WHAT IS BEING ASKED:
Your task is to copy every line of this material exactly.

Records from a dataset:
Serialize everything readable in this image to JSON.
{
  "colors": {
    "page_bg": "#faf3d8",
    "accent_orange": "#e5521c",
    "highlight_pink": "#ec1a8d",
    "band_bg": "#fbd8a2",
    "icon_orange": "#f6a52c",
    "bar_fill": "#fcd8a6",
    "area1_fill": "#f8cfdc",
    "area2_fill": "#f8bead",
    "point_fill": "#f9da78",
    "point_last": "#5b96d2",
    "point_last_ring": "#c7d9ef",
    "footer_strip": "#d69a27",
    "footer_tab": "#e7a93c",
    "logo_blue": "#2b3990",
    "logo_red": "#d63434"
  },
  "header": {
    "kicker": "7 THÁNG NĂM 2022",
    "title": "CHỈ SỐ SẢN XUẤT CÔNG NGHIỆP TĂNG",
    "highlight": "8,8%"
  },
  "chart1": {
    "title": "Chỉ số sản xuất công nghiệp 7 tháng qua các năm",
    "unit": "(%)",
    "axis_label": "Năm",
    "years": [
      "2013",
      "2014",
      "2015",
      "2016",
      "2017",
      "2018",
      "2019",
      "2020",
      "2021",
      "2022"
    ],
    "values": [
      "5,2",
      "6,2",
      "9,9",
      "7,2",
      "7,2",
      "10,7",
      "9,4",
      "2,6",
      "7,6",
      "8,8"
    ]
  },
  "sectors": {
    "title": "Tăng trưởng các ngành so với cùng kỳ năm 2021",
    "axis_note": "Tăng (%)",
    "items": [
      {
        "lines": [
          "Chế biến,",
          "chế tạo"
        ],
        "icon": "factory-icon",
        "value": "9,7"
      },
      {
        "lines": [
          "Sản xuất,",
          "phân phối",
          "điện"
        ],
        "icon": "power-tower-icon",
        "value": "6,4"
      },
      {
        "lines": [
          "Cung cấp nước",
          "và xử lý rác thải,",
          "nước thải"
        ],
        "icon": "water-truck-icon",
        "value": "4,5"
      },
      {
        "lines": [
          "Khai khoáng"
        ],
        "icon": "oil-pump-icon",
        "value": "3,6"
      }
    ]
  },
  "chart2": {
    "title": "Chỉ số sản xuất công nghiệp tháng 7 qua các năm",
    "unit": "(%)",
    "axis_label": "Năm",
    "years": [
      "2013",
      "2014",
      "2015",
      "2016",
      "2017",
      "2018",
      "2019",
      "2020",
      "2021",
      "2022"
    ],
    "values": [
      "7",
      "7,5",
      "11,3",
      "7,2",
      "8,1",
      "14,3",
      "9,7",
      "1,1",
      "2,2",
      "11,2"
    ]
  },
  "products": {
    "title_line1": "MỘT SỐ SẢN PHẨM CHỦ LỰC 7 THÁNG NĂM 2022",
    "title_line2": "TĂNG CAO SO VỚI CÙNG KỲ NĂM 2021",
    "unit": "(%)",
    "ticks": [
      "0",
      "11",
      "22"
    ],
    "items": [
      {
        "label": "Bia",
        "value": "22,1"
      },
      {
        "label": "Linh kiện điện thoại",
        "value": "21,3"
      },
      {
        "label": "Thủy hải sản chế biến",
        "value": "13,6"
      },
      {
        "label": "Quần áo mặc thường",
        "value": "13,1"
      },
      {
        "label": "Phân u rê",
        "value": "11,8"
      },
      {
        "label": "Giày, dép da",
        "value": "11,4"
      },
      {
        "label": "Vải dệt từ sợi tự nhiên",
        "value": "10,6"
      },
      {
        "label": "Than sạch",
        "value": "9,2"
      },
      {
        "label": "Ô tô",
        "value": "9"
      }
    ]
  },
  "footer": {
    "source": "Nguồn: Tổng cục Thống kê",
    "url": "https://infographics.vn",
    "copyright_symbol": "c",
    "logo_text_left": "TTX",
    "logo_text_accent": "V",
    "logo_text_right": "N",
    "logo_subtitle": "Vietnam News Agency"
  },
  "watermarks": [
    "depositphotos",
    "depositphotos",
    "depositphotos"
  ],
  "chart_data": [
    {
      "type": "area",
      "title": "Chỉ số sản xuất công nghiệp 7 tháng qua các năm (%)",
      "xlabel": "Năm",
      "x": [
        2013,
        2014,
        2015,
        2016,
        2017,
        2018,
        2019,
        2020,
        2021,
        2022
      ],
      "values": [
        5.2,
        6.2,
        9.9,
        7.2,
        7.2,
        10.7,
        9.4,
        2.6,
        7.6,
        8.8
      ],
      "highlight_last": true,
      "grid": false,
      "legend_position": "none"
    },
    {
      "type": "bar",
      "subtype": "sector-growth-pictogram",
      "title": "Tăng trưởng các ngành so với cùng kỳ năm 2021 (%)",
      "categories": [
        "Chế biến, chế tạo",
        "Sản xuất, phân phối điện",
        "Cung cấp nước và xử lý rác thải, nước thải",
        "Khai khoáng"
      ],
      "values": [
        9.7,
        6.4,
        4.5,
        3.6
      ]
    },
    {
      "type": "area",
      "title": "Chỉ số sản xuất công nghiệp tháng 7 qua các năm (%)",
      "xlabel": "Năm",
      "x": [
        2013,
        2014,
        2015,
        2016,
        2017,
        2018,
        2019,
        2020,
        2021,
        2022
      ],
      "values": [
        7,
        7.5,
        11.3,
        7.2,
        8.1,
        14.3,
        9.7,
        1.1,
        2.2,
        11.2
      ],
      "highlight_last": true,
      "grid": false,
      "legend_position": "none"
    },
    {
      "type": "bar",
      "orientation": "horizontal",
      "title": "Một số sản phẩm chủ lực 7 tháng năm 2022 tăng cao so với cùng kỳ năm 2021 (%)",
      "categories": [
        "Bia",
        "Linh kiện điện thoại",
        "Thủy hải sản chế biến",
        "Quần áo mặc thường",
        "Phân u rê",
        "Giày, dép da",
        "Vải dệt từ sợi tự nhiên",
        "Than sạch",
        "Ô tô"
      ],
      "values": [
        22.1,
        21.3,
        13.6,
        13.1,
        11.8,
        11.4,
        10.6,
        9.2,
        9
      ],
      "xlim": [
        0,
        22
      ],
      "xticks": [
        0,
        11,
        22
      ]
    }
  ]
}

FULL ANSWER:
Serialize everything readable in this image to JSON.
{
  "colors": {
    "page_bg": "#faf3d8",
    "accent_orange": "#e5521c",
    "highlight_pink": "#ec1a8d",
    "band_bg": "#fbd8a2",
    "icon_orange": "#f6a52c",
    "bar_fill": "#fcd8a6",
    "area1_fill": "#f8cfdc",
    "area2_fill": "#f8bead",
    "point_fill": "#f9da78",
    "point_last": "#5b96d2",
    "point_last_ring": "#c7d9ef",
    "footer_strip": "#d69a27",
    "footer_tab": "#e7a93c",
    "logo_blue": "#2b3990",
    "logo_red": "#d63434"
  },
  "header": {
    "kicker": "7 THÁNG NĂM 2022",
    "title": "CHỈ SỐ SẢN XUẤT CÔNG NGHIỆP TĂNG",
    "highlight": "8,8%"
  },
  "chart1": {
    "title": "Chỉ số sản xuất công nghiệp 7 tháng qua các năm",
    "unit": "(%)",
    "axis_label": "Năm",
    "years": [
      "2013",
      "2014",
      "2015",
      "2016",
      "2017",
      "2018",
      "2019",
      "2020",
      "2021",
      "2022"
    ],
    "values": [
      "5,2",
      "6,2",
      "9,9",
      "7,2",
      "7,2",
      "10,7",
      "9,4",
      "2,6",
      "7,6",
      "8,8"
    ]
  },
  "sectors": {
    "title": "Tăng trưởng các ngành so với cùng kỳ năm 2021",
    "axis_note": "Tăng (%)",
    "items": [
      {
        "lines": [
          "Chế biến,",
          "chế tạo"
        ],
        "icon": "factory-icon",
        "value": "9,7"
      },
      {
        "lines": [
          "Sản xuất,",
          "phân phối",
          "điện"
        ],
        "icon": "power-tower-icon",
        "value": "6,4"
      },
      {
        "lines": [
          "Cung cấp nước",
          "và xử lý rác thải,",
          "nước thải"
        ],
        "icon": "water-truck-icon",
        "value": "4,5"
      },
      {
        "lines": [
          "Khai khoáng"
        ],
        "icon": "oil-pump-icon",
        "value": "3,6"
      }
    ]
  },
  "chart2": {
    "title": "Chỉ số sản xuất công nghiệp tháng 7 qua các năm",
    "unit": "(%)",
    "axis_label": "Năm",
    "years": [
      "2013",
      "2014",
      "2015",
      "2016",
      "2017",
      "2018",
      "2019",
      "2020",
      "2021",
      "2022"
    ],
    "values": [
      "7",
      "7,5",
      "11,3",
      "7,2",
      "8,1",
      "14,3",
      "9,7",
      "1,1",
      "2,2",
      "11,2"
    ]
  },
  "products": {
    "title_line1": "MỘT SỐ SẢN PHẨM CHỦ LỰC 7 THÁNG NĂM 2022",
    "title_line2": "TĂNG CAO SO VỚI CÙNG KỲ NĂM 2021",
    "unit": "(%)",
    "ticks": [
      "0",
      "11",
      "22"
    ],
    "items": [
      {
        "label": "Bia",
        "value": "22,1"
      },
      {
        "label": "Linh kiện điện thoại",
        "value": "21,3"
      },
      {
        "label": "Thủy hải sản chế biến",
        "value": "13,6"
      },
      {
        "label": "Quần áo mặc thường",
        "value": "13,1"
      },
      {
        "label": "Phân u rê",
        "value": "11,8"
      },
      {
        "label": "Giày, dép da",
        "value": "11,4"
      },
      {
        "label": "Vải dệt từ sợi tự nhiên",
        "value": "10,6"
      },
      {
        "label": "Than sạch",
        "value": "9,2"
      },
      {
        "label": "Ô tô",
        "value": "9"
      }
    ]
  },
  "footer": {
    "source": "Nguồn: Tổng cục Thống kê",
    "url": "https://infographics.vn",
    "copyright_symbol": "c",
    "logo_text_left": "TTX",
    "logo_text_accent": "V",
    "logo_text_right": "N",
    "logo_subtitle": "Vietnam News Agency"
  },
  "watermarks": [
    "depositphotos",
    "depositphotos",
    "depositphotos"
  ],
  "chart_data": [
    {
      "type": "area",
      "title": "Chỉ số sản xuất công nghiệp 7 tháng qua các năm (%)",
      "xlabel": "Năm",
      "x": [
        2013,
        2014,
        2015,
        2016,
        2017,
        2018,
        2019,
        2020,
        2021,
        2022
      ],
      "values": [
        5.2,
        6.2,
        9.9,
        7.2,
        7.2,
        10.7,
        9.4,
        2.6,
        7.6,
        8.8
      ],
      "highlight_last": true,
      "grid": false,
      "legend_position": "none"
    },
    {
      "type": "bar",
      "subtype": "sector-growth-pictogram",
      "title": "Tăng trưởng các ngành so với cùng kỳ năm 2021 (%)",
      "categories": [
        "Chế biến, chế tạo",
        "Sản xuất, phân phối điện",
        "Cung cấp nước và xử lý rác thải, nước thải",
        "Khai khoáng"
      ],
      "values": [
        9.7,
        6.4,
        4.5,
        3.6
      ]
    },
    {
      "type": "area",
      "title": "Chỉ số sản xuất công nghiệp tháng 7 qua các năm (%)",
      "xlabel": "Năm",
      "x": [
        2013,
        2014,
        2015,
        2016,
        2017,
        2018,
        2019,
        2020,
        2021,
        2022
      ],
      "values": [
        7,
        7.5,
        11.3,
        7.2,
        8.1,
        14.3,
        9.7,
        1.1,
        2.2,
        11.2
      ],
      "highlight_last": true,
      "grid": false,
      "legend_position": "none"
    },
    {
      "type": "bar",
      "orientation": "horizontal",
      "title": "Một số sản phẩm chủ lực 7 tháng năm 2022 tăng cao so với cùng kỳ năm 2021 (%)",
      "categories": [
        "Bia",
        "Linh kiện điện thoại",
        "Thủy hải sản chế biến",
        "Quần áo mặc thường",
        "Phân u rê",
        "Giày, dép da",
        "Vải dệt từ sợi tự nhiên",
        "Than sạch",
        "Ô tô"
      ],
      "values": [
        22.1,
        21.3,
        13.6,
        13.1,
        11.8,
        11.4,
        10.6,
        9.2,
        9
      ],
      "xlim": [
        0,
        22
      ],
      "xticks": [
        0,
        11,
        22
      ]
    }
  ]
}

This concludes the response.